Your instructions ▸ What is the count of lines in the listing below that hold the string "Dreiband"? Reply with that number alone.
[start Dataset]
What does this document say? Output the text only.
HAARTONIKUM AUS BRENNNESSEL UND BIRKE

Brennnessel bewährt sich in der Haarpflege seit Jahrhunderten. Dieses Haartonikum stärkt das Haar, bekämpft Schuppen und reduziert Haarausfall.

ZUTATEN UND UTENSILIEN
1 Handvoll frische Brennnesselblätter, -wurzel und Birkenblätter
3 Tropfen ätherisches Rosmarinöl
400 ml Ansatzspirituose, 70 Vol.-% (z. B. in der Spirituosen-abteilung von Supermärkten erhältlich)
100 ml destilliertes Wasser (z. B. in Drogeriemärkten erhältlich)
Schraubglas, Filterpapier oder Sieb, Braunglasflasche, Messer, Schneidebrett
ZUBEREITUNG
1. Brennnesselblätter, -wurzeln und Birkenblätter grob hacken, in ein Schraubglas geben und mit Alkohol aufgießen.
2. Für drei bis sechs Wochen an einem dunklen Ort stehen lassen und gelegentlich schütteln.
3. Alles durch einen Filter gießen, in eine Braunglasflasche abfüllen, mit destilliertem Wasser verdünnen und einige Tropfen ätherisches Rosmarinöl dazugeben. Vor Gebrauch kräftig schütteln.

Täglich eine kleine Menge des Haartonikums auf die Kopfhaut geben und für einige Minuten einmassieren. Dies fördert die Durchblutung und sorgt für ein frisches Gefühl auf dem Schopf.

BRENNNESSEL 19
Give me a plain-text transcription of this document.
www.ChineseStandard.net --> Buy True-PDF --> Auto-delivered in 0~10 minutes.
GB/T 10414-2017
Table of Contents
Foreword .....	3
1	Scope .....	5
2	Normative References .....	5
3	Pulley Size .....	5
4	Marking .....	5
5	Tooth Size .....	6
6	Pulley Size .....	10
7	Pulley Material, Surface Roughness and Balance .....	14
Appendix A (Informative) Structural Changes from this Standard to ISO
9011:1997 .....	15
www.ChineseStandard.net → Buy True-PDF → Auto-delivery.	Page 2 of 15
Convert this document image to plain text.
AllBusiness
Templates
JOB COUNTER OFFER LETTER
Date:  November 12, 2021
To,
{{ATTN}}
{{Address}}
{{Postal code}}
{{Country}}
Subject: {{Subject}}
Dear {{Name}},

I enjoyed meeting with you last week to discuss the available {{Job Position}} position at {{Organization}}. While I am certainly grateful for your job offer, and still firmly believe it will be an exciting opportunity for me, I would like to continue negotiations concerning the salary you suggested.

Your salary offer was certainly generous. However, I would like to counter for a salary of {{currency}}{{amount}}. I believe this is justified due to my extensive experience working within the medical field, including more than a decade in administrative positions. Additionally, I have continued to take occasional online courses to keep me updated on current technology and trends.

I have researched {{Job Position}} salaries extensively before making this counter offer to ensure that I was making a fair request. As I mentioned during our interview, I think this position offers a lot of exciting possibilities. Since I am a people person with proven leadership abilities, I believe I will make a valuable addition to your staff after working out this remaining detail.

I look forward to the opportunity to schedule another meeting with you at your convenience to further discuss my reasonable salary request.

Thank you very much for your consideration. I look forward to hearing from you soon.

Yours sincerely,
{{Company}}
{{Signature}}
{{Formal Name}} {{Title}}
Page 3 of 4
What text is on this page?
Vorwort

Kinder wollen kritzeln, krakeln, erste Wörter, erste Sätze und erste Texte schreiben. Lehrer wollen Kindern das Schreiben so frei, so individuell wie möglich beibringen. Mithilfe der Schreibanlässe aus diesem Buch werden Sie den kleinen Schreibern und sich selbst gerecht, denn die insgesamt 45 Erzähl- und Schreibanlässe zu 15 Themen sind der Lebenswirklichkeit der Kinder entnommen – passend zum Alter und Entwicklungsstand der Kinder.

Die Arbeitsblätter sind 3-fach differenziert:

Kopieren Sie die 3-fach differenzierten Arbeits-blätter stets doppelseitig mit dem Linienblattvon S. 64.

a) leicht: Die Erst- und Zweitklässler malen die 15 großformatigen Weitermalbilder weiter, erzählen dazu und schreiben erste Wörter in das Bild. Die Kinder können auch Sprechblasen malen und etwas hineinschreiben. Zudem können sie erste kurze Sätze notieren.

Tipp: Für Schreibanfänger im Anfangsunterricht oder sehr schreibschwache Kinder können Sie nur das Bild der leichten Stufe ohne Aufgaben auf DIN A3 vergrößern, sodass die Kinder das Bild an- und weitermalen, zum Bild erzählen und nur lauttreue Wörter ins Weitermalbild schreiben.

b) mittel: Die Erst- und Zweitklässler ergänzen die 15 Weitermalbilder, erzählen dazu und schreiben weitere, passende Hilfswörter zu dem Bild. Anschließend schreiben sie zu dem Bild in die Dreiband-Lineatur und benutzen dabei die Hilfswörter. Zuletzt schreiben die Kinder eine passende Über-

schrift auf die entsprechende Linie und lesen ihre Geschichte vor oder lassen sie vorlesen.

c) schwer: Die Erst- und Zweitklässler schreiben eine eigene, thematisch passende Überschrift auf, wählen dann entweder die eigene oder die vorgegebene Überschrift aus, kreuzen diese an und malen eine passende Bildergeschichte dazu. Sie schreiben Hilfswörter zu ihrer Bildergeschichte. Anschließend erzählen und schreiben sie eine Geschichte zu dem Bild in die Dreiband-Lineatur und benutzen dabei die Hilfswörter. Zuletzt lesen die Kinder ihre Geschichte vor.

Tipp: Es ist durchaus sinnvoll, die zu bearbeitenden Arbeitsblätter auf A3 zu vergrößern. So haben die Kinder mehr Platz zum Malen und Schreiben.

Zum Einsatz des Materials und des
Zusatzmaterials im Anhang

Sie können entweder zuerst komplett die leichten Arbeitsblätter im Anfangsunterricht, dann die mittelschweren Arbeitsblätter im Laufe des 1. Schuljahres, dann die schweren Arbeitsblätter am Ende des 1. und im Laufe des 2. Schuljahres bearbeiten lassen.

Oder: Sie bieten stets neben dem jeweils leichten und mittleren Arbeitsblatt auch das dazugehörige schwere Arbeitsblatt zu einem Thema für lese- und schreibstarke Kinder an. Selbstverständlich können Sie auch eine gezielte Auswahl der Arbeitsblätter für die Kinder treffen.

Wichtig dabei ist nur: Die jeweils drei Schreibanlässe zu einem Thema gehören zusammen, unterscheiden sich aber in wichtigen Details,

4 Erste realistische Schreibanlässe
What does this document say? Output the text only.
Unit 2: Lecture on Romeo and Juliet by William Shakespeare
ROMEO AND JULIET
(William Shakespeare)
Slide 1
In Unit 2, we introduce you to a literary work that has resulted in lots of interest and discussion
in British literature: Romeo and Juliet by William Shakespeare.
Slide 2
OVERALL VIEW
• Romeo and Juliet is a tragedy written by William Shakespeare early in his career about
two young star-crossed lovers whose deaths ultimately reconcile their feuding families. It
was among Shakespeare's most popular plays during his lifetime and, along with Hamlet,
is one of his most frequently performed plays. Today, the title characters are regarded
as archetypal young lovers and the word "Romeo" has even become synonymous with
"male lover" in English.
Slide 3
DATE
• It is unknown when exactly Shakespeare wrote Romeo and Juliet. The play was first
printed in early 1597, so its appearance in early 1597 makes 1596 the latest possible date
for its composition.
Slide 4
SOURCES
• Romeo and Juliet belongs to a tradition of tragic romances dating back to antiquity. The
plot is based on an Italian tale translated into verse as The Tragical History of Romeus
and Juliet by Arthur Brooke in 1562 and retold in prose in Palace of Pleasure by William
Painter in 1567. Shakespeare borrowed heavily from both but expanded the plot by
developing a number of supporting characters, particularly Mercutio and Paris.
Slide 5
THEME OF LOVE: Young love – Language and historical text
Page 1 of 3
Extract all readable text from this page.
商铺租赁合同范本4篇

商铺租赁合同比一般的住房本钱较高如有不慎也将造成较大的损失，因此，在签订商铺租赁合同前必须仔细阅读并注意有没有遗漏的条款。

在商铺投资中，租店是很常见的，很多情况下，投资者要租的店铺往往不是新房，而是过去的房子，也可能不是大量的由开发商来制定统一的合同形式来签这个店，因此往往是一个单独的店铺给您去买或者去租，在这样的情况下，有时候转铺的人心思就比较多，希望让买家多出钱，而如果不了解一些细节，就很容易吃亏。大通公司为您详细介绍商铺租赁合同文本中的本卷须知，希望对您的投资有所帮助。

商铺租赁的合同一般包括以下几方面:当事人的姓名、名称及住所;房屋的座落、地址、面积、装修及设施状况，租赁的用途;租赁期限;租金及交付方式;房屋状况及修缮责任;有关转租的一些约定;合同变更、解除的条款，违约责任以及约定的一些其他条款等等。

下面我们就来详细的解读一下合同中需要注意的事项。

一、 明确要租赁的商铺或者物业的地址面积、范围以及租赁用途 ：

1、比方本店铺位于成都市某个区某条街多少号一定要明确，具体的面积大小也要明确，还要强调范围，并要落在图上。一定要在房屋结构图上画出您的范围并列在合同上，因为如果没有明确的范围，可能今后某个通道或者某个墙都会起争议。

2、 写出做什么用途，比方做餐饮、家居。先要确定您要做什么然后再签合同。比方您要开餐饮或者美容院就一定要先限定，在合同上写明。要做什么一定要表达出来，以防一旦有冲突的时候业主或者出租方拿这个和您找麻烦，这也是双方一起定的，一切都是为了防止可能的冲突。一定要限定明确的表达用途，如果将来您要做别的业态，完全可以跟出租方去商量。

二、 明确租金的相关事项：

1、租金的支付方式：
[end Dataset]
Full solution ▸ 2